-- start RECORD SET --
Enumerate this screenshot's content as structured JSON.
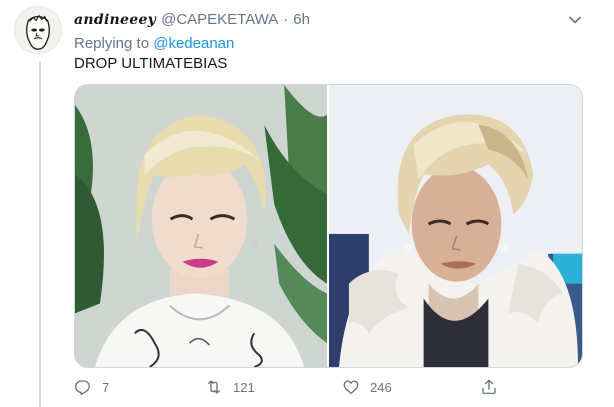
{
  "tweet": {
    "display_name": "andineeey",
    "handle": "@CAPEKETAWA",
    "separator": "·",
    "time": "6h",
    "replying_prefix": "Replying to",
    "replying_to": "@kedeanan",
    "text": "DROP ULTIMATEBIAS"
  },
  "actions": {
    "reply_count": "7",
    "retweet_count": "121",
    "like_count": "246"
  },
  "colors": {
    "link": "#1b95e0",
    "muted": "#657786",
    "text": "#14171a",
    "thread_line": "#ccd6dd"
  },
  "icons": {
    "caret": "chevron-down-icon",
    "reply": "reply-icon",
    "retweet": "retweet-icon",
    "like": "heart-icon",
    "share": "share-icon"
  }
}
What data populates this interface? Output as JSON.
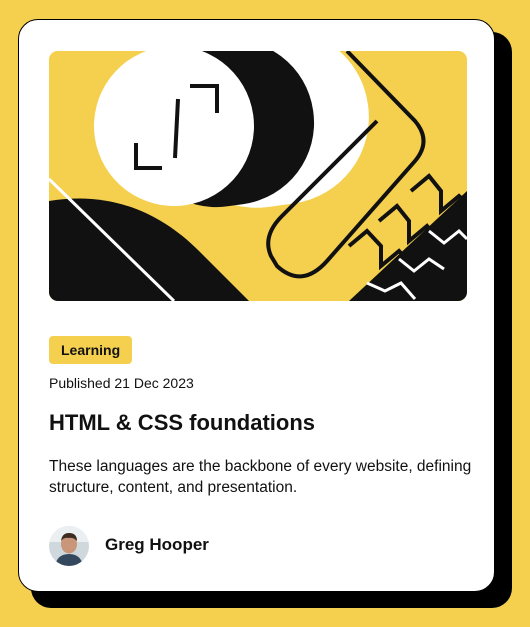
-- end RECORD SET --
REQUIREMENT: Transcribe the listing above verbatim. Omit the pictures.

REPLY TO THE EXERCISE:
Enumerate this screenshot's content as structured JSON.
{
  "tweet": {
    "display_name": "andineeey",
    "handle": "@CAPEKETAWA",
    "separator": "·",
    "time": "6h",
    "replying_prefix": "Replying to",
    "replying_to": "@kedeanan",
    "text": "DROP ULTIMATEBIAS"
  },
  "actions": {
    "reply_count": "7",
    "retweet_count": "121",
    "like_count": "246"
  },
  "colors": {
    "link": "#1b95e0",
    "muted": "#657786",
    "text": "#14171a",
    "thread_line": "#ccd6dd"
  },
  "icons": {
    "caret": "chevron-down-icon",
    "reply": "reply-icon",
    "retweet": "retweet-icon",
    "like": "heart-icon",
    "share": "share-icon"
  }
}
What data populates this interface? Output as JSON.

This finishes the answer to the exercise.